## Aim
Copy the entries below word for word, from the very first line through the line that contains "chart-title: Roach 1", and stop there.

## Source material
_ _ _ _ _

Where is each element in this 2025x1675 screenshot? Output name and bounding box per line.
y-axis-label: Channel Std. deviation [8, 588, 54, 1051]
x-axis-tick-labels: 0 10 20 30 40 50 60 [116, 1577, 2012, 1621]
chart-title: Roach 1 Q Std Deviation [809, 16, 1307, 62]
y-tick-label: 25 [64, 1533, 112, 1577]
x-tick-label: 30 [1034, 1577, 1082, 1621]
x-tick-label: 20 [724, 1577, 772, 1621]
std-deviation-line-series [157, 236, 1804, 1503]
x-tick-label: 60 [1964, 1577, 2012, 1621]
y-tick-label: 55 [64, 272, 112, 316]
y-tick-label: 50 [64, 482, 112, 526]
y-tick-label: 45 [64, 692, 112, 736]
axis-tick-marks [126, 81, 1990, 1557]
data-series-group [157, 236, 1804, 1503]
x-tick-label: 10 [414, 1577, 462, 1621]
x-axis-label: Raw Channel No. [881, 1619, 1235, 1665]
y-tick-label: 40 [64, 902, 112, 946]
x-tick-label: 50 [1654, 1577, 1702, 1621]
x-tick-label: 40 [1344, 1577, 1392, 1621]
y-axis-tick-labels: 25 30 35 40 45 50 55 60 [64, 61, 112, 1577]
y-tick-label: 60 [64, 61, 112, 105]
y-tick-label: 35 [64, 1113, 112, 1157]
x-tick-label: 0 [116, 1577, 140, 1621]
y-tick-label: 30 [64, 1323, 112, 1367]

_ _ _ _ _

## Output for this exercise
Where is each element in this 2025x1675 screenshot? Output name and bounding box per line.
y-axis-label: Channel Std. deviation [8, 588, 54, 1051]
x-axis-tick-labels: 0 10 20 30 40 50 60 [116, 1577, 2012, 1621]
chart-title: Roach 1 Q Std Deviation [809, 16, 1307, 62]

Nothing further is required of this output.